---- Text shown

But the trouble is… well, that doesn’t sound very GTI, does it? This car’s dynamic stature has not, thus far at least, been one to measure in how quickly or neatly it can negotiate an 18-metre slalom test. What has made the very best modern fast Golfs stand out for as long as I’ve been reviewing them is that they dare to be pragmatic performance road cars. They are born out of thinking that values the capacity to take apart a wet and uneven B-road at least as highly as shaving a few seconds off some handling track lap time; if not, higher still.The new GTI is tauter, pointier, more direct and more lively to drive than that familiar, finely polished old GTI recipe; but also firmer, fussier and a little bit less couth with it. Then again, if you’ve always thought of this car as a bit of a wet blanket, I suppose, it might now be a more enticing prospect.

--------
---- Provided records

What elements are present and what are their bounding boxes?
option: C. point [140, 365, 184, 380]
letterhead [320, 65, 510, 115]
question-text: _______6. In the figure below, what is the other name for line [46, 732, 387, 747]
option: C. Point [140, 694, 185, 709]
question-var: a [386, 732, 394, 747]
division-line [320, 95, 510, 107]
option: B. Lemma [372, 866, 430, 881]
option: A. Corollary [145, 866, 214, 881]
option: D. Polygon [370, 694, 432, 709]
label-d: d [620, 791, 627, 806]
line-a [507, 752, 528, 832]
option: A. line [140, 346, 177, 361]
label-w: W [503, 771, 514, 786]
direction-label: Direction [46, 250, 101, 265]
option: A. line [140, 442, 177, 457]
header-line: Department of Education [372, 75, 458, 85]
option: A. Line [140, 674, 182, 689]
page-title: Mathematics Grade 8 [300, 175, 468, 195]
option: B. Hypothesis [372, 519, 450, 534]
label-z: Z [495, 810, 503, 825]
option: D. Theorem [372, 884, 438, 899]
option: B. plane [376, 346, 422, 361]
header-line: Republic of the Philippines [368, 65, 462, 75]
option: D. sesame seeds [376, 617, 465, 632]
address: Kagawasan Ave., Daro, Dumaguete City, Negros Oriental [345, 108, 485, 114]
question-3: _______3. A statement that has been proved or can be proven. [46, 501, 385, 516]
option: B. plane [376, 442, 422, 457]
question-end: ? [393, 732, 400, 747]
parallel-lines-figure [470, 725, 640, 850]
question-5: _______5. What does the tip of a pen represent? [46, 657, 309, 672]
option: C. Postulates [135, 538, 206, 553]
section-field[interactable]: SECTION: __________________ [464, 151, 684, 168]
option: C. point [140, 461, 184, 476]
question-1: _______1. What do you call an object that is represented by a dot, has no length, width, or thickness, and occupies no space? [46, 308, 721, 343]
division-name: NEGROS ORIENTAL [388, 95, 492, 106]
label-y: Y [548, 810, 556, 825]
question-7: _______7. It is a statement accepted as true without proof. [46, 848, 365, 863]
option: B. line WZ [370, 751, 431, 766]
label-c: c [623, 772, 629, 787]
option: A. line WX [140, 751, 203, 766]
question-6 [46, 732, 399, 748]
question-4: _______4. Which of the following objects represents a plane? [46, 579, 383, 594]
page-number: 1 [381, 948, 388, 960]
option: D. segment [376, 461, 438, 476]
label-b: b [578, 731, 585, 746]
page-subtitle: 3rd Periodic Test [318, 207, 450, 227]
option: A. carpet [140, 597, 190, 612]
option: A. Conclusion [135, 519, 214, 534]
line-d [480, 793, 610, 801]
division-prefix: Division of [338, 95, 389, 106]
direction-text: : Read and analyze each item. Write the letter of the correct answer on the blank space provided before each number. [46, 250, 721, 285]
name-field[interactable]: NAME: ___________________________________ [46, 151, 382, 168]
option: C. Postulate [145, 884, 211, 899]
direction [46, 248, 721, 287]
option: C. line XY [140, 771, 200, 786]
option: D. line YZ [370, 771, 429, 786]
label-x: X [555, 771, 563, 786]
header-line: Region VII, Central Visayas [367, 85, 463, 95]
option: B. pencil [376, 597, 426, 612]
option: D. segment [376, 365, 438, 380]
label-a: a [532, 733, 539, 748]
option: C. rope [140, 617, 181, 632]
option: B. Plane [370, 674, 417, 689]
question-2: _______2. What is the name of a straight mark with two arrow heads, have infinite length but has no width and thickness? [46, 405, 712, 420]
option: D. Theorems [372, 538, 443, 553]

--------

### Required tasks
(a) According to the Golf GTI review, what kind of road can the best modern fast Golfs take apart?
(b) Reproduce the Golf GTI review between "But the trouble" and "more enticing prospect.", inclusive.
The listing plays no part in the work here.

### Per-task outputs
(a) A wet and uneven B-road.

(b)
But the trouble is… well, that doesn’t sound very GTI, does it? This car’s dynamic stature has not, thus far at least, been one to measure in how quickly or neatly it can negotiate an 18-metre slalom test. What has made the very best modern fast Golfs stand out for as long as I’ve been reviewing them is that they dare to be pragmatic performance road cars. They are born out of thinking that values the capacity to take apart a wet and uneven B-road at least as highly as shaving a few seconds off some handling track lap time; if not, higher still.The new GTI is tauter, pointier, more direct and more lively to drive than that familiar, finely polished old GTI recipe; but also firmer, fussier and a little bit less couth with it. Then again, if you’ve always thought of this car as a bit of a wet blanket, I suppose, it might now be a more enticing prospect.